Do this: Starting with the line that holds "Parse this screenshot: output", reproduce each line through the last one of the data, exactly as written. Pictures are not copied.

Stored data:
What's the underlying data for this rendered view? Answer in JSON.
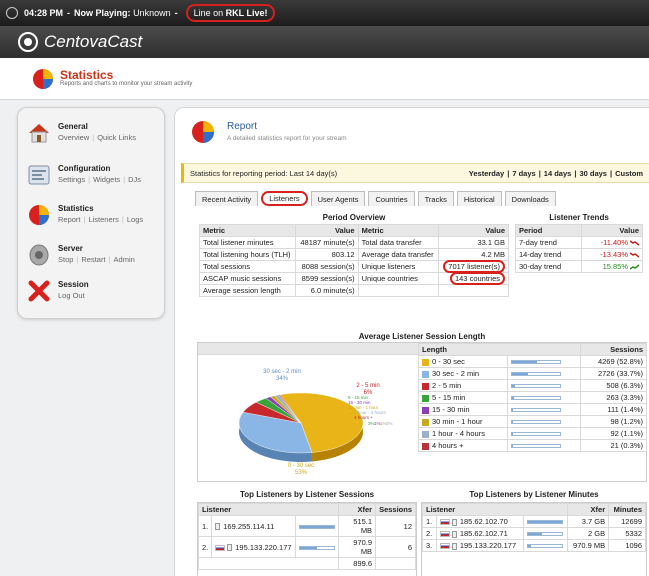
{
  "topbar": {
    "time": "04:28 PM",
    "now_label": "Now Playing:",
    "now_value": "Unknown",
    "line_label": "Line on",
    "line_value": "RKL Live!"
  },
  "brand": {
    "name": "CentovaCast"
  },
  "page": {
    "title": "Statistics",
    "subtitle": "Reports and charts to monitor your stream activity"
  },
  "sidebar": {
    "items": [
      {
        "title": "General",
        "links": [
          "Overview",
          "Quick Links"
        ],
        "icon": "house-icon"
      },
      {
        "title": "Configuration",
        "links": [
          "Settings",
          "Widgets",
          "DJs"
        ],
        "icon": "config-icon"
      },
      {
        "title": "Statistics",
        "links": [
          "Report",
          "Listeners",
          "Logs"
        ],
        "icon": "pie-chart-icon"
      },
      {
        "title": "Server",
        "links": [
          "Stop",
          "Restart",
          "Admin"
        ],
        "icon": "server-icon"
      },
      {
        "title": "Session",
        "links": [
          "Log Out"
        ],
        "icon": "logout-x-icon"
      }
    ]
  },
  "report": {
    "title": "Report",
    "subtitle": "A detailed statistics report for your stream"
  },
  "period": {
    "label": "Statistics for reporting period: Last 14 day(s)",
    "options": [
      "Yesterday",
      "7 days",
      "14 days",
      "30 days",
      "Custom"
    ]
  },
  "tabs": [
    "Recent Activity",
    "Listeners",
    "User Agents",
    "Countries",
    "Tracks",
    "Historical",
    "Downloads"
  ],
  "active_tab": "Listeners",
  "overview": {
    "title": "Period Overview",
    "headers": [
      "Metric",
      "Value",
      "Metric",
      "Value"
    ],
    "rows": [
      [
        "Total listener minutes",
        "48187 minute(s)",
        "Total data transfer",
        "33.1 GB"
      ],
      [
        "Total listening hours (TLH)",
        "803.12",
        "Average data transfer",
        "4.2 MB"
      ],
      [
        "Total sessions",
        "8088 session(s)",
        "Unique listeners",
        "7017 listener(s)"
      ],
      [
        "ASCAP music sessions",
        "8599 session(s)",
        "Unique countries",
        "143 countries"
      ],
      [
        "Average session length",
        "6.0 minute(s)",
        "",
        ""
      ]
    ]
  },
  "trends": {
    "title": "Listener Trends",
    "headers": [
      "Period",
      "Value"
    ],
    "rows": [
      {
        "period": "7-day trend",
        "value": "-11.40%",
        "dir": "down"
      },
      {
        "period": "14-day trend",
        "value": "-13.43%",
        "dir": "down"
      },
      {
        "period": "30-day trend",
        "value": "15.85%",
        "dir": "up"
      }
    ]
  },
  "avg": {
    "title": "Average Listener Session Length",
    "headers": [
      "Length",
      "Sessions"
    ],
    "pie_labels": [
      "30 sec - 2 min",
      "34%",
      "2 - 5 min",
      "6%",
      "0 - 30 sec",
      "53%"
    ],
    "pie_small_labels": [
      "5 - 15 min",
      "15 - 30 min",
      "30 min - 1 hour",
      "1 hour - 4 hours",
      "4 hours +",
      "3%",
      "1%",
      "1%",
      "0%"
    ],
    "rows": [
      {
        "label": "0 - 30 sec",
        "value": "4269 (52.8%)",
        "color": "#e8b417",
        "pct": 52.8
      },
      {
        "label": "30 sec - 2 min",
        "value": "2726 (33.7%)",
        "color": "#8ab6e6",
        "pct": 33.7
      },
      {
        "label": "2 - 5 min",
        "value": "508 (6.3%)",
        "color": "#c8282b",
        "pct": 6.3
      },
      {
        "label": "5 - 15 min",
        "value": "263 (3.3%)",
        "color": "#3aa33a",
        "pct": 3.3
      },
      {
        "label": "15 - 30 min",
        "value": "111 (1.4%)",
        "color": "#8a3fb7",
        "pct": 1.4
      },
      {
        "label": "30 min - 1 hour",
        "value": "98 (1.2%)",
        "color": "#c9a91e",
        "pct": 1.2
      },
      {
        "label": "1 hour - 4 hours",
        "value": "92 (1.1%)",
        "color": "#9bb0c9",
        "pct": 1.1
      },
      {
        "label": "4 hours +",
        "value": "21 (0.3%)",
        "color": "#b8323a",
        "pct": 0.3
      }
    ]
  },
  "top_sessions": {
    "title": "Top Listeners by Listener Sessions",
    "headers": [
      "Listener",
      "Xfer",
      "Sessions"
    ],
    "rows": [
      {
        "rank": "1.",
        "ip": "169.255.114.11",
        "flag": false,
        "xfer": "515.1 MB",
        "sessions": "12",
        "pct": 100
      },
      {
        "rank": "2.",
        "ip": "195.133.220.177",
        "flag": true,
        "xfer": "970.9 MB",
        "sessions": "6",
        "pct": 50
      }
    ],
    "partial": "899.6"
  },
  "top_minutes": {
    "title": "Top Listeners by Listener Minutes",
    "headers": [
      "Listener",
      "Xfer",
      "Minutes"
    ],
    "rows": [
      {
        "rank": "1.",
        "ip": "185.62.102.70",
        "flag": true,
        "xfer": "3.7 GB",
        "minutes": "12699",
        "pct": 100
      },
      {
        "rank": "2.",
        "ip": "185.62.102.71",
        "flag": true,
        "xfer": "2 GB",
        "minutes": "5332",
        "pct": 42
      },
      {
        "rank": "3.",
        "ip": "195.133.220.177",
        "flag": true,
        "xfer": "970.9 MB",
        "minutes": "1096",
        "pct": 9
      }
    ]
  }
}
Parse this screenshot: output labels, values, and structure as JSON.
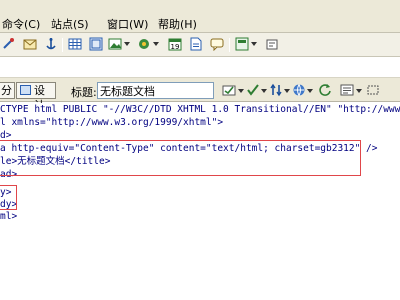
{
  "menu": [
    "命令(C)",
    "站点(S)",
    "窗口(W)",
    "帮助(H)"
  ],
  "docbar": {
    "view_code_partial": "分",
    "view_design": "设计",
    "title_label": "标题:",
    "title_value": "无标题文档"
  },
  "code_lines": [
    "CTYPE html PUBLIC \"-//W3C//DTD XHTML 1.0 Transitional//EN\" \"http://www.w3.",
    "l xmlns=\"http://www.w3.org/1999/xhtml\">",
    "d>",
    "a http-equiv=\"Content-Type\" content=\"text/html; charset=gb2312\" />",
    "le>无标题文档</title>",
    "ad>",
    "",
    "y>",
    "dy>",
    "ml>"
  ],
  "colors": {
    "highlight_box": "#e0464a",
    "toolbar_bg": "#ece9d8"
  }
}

Output of the exercise:
Parse this screenshot: output labels, values, and structure as JSON.
{
  "menu": [
    "命令(C)",
    "站点(S)",
    "窗口(W)",
    "帮助(H)"
  ],
  "docbar": {
    "view_code_partial": "分",
    "view_design": "设计",
    "title_label": "标题:",
    "title_value": "无标题文档"
  },
  "code_lines": [
    "CTYPE html PUBLIC \"-//W3C//DTD XHTML 1.0 Transitional//EN\" \"http://www.w3.",
    "l xmlns=\"http://www.w3.org/1999/xhtml\">",
    "d>",
    "a http-equiv=\"Content-Type\" content=\"text/html; charset=gb2312\" />",
    "le>无标题文档</title>",
    "ad>",
    "",
    "y>",
    "dy>",
    "ml>"
  ],
  "colors": {
    "highlight_box": "#e0464a",
    "toolbar_bg": "#ece9d8"
  }
}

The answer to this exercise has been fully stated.